# Requirement
Would you quote the material below in full and unchanged?

################

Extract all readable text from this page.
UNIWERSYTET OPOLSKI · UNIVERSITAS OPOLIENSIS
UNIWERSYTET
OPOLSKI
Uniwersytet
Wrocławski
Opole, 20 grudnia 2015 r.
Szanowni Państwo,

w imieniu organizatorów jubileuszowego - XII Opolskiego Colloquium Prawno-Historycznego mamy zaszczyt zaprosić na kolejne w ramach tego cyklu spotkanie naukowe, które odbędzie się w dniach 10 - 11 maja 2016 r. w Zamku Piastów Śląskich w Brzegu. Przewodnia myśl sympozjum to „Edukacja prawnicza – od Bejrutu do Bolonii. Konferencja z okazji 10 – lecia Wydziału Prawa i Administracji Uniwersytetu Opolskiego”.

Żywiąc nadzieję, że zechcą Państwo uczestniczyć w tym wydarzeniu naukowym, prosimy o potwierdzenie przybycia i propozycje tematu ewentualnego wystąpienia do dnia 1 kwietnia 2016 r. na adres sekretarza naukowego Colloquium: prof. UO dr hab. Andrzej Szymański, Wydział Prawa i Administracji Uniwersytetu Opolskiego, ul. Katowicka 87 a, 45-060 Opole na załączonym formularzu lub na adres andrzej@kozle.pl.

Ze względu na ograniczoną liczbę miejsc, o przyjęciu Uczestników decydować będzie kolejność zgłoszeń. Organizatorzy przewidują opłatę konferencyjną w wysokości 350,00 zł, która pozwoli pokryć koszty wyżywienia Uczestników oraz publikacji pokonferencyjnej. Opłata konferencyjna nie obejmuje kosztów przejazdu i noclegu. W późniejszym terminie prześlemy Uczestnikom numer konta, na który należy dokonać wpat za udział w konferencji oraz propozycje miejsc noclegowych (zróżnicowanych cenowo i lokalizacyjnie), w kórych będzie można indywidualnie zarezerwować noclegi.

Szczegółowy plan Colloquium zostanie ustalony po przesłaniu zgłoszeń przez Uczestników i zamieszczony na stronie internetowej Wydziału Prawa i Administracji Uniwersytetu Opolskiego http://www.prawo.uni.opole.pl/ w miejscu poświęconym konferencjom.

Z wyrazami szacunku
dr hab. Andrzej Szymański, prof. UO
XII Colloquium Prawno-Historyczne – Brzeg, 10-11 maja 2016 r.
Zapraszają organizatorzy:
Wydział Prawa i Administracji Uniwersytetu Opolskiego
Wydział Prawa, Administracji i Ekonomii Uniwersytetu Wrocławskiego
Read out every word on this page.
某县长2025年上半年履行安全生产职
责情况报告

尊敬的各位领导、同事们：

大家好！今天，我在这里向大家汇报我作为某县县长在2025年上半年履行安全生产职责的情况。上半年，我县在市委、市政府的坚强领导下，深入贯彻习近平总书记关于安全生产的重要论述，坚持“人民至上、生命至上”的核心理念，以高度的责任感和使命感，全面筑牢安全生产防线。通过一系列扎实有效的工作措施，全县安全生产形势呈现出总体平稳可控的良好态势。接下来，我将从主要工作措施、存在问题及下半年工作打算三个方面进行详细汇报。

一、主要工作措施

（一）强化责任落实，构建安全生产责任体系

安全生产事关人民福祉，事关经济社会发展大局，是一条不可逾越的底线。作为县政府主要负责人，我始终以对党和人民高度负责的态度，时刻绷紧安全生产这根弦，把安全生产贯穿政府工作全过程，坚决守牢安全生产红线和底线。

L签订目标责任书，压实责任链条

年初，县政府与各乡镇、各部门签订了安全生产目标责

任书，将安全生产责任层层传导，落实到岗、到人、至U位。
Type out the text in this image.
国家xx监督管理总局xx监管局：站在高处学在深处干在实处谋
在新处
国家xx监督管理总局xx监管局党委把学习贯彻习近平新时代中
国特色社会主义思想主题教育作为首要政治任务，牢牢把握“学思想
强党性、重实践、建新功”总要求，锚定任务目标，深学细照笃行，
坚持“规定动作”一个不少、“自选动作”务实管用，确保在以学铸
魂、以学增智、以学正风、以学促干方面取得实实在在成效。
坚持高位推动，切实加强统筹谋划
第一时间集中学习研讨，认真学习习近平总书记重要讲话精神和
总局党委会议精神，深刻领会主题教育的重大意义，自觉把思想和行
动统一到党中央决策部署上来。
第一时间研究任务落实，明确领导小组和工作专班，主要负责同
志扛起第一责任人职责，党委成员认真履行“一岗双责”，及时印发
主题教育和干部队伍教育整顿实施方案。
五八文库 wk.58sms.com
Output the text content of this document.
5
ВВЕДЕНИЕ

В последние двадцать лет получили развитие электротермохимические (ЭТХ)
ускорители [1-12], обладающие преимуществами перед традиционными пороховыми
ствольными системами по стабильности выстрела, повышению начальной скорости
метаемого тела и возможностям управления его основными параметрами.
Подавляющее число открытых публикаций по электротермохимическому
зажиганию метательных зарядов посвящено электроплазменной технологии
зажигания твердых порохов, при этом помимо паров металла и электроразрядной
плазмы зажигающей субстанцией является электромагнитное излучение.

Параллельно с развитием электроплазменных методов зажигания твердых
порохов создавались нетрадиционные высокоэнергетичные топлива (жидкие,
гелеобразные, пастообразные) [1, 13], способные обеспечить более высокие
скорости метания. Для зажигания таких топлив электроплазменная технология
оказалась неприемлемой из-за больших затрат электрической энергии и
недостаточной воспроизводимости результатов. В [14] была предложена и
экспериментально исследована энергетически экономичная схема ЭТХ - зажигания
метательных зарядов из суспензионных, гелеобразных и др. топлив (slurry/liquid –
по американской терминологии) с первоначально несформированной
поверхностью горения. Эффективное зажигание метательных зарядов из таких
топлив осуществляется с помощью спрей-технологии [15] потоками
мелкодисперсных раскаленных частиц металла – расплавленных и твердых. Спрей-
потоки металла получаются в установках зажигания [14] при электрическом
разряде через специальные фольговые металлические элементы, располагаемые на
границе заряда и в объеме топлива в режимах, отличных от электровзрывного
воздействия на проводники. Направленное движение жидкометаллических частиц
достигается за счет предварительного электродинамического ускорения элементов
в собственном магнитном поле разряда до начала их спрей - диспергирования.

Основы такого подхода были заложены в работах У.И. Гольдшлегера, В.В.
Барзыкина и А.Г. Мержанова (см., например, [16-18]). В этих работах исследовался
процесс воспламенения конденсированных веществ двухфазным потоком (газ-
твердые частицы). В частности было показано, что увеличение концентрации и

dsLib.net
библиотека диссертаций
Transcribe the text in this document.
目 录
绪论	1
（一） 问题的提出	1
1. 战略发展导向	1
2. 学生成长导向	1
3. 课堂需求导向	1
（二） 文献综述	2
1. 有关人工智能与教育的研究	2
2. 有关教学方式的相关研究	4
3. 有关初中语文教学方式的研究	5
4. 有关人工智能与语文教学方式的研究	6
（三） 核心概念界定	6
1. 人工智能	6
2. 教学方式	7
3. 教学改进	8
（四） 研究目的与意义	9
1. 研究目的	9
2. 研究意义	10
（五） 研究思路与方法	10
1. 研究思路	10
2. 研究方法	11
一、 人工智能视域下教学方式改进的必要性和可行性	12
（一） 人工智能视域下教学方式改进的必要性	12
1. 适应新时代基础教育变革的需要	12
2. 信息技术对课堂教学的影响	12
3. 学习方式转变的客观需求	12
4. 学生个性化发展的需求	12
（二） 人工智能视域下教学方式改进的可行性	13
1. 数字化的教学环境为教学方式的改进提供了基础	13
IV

################

# Exercise result
Extract all readable text from this page.
UNIWERSYTET OPOLSKI · UNIVERSITAS OPOLIENSIS
UNIWERSYTET
OPOLSKI
Uniwersytet
Wrocławski
Opole, 20 grudnia 2015 r.
Szanowni Państwo,

w imieniu organizatorów jubileuszowego - XII Opolskiego Colloquium Prawno-Historycznego mamy zaszczyt zaprosić na kolejne w ramach tego cyklu spotkanie naukowe, które odbędzie się w dniach 10 - 11 maja 2016 r. w Zamku Piastów Śląskich w Brzegu. Przewodnia myśl sympozjum to „Edukacja prawnicza – od Bejrutu do Bolonii. Konferencja z okazji 10 – lecia Wydziału Prawa i Administracji Uniwersytetu Opolskiego”.

Żywiąc nadzieję, że zechcą Państwo uczestniczyć w tym wydarzeniu naukowym, prosimy o potwierdzenie przybycia i propozycje tematu ewentualnego wystąpienia do dnia 1 kwietnia 2016 r. na adres sekretarza naukowego Colloquium: prof. UO dr hab. Andrzej Szymański, Wydział Prawa i Administracji Uniwersytetu Opolskiego, ul. Katowicka 87 a, 45-060 Opole na załączonym formularzu lub na adres andrzej@kozle.pl.

Ze względu na ograniczoną liczbę miejsc, o przyjęciu Uczestników decydować będzie kolejność zgłoszeń. Organizatorzy przewidują opłatę konferencyjną w wysokości 350,00 zł, która pozwoli pokryć koszty wyżywienia Uczestników oraz publikacji pokonferencyjnej. Opłata konferencyjna nie obejmuje kosztów przejazdu i noclegu. W późniejszym terminie prześlemy Uczestnikom numer konta, na który należy dokonać wpat za udział w konferencji oraz propozycje miejsc noclegowych (zróżnicowanych cenowo i lokalizacyjnie), w kórych będzie można indywidualnie zarezerwować noclegi.

Szczegółowy plan Colloquium zostanie ustalony po przesłaniu zgłoszeń przez Uczestników i zamieszczony na stronie internetowej Wydziału Prawa i Administracji Uniwersytetu Opolskiego http://www.prawo.uni.opole.pl/ w miejscu poświęconym konferencjom.

Z wyrazami szacunku
dr hab. Andrzej Szymański, prof. UO
XII Colloquium Prawno-Historyczne – Brzeg, 10-11 maja 2016 r.
Zapraszają organizatorzy:
Wydział Prawa i Administracji Uniwersytetu Opolskiego
Wydział Prawa, Administracji i Ekonomii Uniwersytetu Wrocławskiego
Read out every word on this page.
某县长2025年上半年履行安全生产职
责情况报告

尊敬的各位领导、同事们：

大家好！今天，我在这里向大家汇报我作为某县县长在2025年上半年履行安全生产职责的情况。上半年，我县在市委、市政府的坚强领导下，深入贯彻习近平总书记关于安全生产的重要论述，坚持“人民至上、生命至上”的核心理念，以高度的责任感和使命感，全面筑牢安全生产防线。通过一系列扎实有效的工作措施，全县安全生产形势呈现出总体平稳可控的良好态势。接下来，我将从主要工作措施、存在问题及下半年工作打算三个方面进行详细汇报。

一、主要工作措施

（一）强化责任落实，构建安全生产责任体系

安全生产事关人民福祉，事关经济社会发展大局，是一条不可逾越的底线。作为县政府主要负责人，我始终以对党和人民高度负责的态度，时刻绷紧安全生产这根弦，把安全生产贯穿政府工作全过程，坚决守牢安全生产红线和底线。

L签订目标责任书，压实责任链条

年初，县政府与各乡镇、各部门签订了安全生产目标责

任书，将安全生产责任层层传导，落实到岗、到人、至U位。
Type out the text in this image.
国家xx监督管理总局xx监管局：站在高处学在深处干在实处谋
在新处
国家xx监督管理总局xx监管局党委把学习贯彻习近平新时代中
国特色社会主义思想主题教育作为首要政治任务，牢牢把握“学思想
强党性、重实践、建新功”总要求，锚定任务目标，深学细照笃行，
坚持“规定动作”一个不少、“自选动作”务实管用，确保在以学铸
魂、以学增智、以学正风、以学促干方面取得实实在在成效。
坚持高位推动，切实加强统筹谋划
第一时间集中学习研讨，认真学习习近平总书记重要讲话精神和
总局党委会议精神，深刻领会主题教育的重大意义，自觉把思想和行
动统一到党中央决策部署上来。
第一时间研究任务落实，明确领导小组和工作专班，主要负责同
志扛起第一责任人职责，党委成员认真履行“一岗双责”，及时印发
主题教育和干部队伍教育整顿实施方案。
五八文库 wk.58sms.com
Output the text content of this document.
5
ВВЕДЕНИЕ

В последние двадцать лет получили развитие электротермохимические (ЭТХ)
ускорители [1-12], обладающие преимуществами перед традиционными пороховыми
ствольными системами по стабильности выстрела, повышению начальной скорости
метаемого тела и возможностям управления его основными параметрами.
Подавляющее число открытых публикаций по электротермохимическому
зажиганию метательных зарядов посвящено электроплазменной технологии
зажигания твердых порохов, при этом помимо паров металла и электроразрядной
плазмы зажигающей субстанцией является электромагнитное излучение.

Параллельно с развитием электроплазменных методов зажигания твердых
порохов создавались нетрадиционные высокоэнергетичные топлива (жидкие,
гелеобразные, пастообразные) [1, 13], способные обеспечить более высокие
скорости метания. Для зажигания таких топлив электроплазменная технология
оказалась неприемлемой из-за больших затрат электрической энергии и
недостаточной воспроизводимости результатов. В [14] была предложена и
экспериментально исследована энергетически экономичная схема ЭТХ - зажигания
метательных зарядов из суспензионных, гелеобразных и др. топлив (slurry/liquid –
по американской терминологии) с первоначально несформированной
поверхностью горения. Эффективное зажигание метательных зарядов из таких
топлив осуществляется с помощью спрей-технологии [15] потоками
мелкодисперсных раскаленных частиц металла – расплавленных и твердых. Спрей-
потоки металла получаются в установках зажигания [14] при электрическом
разряде через специальные фольговые металлические элементы, располагаемые на
границе заряда и в объеме топлива в режимах, отличных от электровзрывного
воздействия на проводники. Направленное движение жидкометаллических частиц
достигается за счет предварительного электродинамического ускорения элементов
в собственном магнитном поле разряда до начала их спрей - диспергирования.

Основы такого подхода были заложены в работах У.И. Гольдшлегера, В.В.
Барзыкина и А.Г. Мержанова (см., например, [16-18]). В этих работах исследовался
процесс воспламенения конденсированных веществ двухфазным потоком (газ-
твердые частицы). В частности было показано, что увеличение концентрации и

dsLib.net
библиотека диссертаций
Transcribe the text in this document.
目 录
绪论	1
（一） 问题的提出	1
1. 战略发展导向	1
2. 学生成长导向	1
3. 课堂需求导向	1
（二） 文献综述	2
1. 有关人工智能与教育的研究	2
2. 有关教学方式的相关研究	4
3. 有关初中语文教学方式的研究	5
4. 有关人工智能与语文教学方式的研究	6
（三） 核心概念界定	6
1. 人工智能	6
2. 教学方式	7
3. 教学改进	8
（四） 研究目的与意义	9
1. 研究目的	9
2. 研究意义	10
（五） 研究思路与方法	10
1. 研究思路	10
2. 研究方法	11
一、 人工智能视域下教学方式改进的必要性和可行性	12
（一） 人工智能视域下教学方式改进的必要性	12
1. 适应新时代基础教育变革的需要	12
2. 信息技术对课堂教学的影响	12
3. 学习方式转变的客观需求	12
4. 学生个性化发展的需求	12
（二） 人工智能视域下教学方式改进的可行性	13
1. 数字化的教学环境为教学方式的改进提供了基础	13
IV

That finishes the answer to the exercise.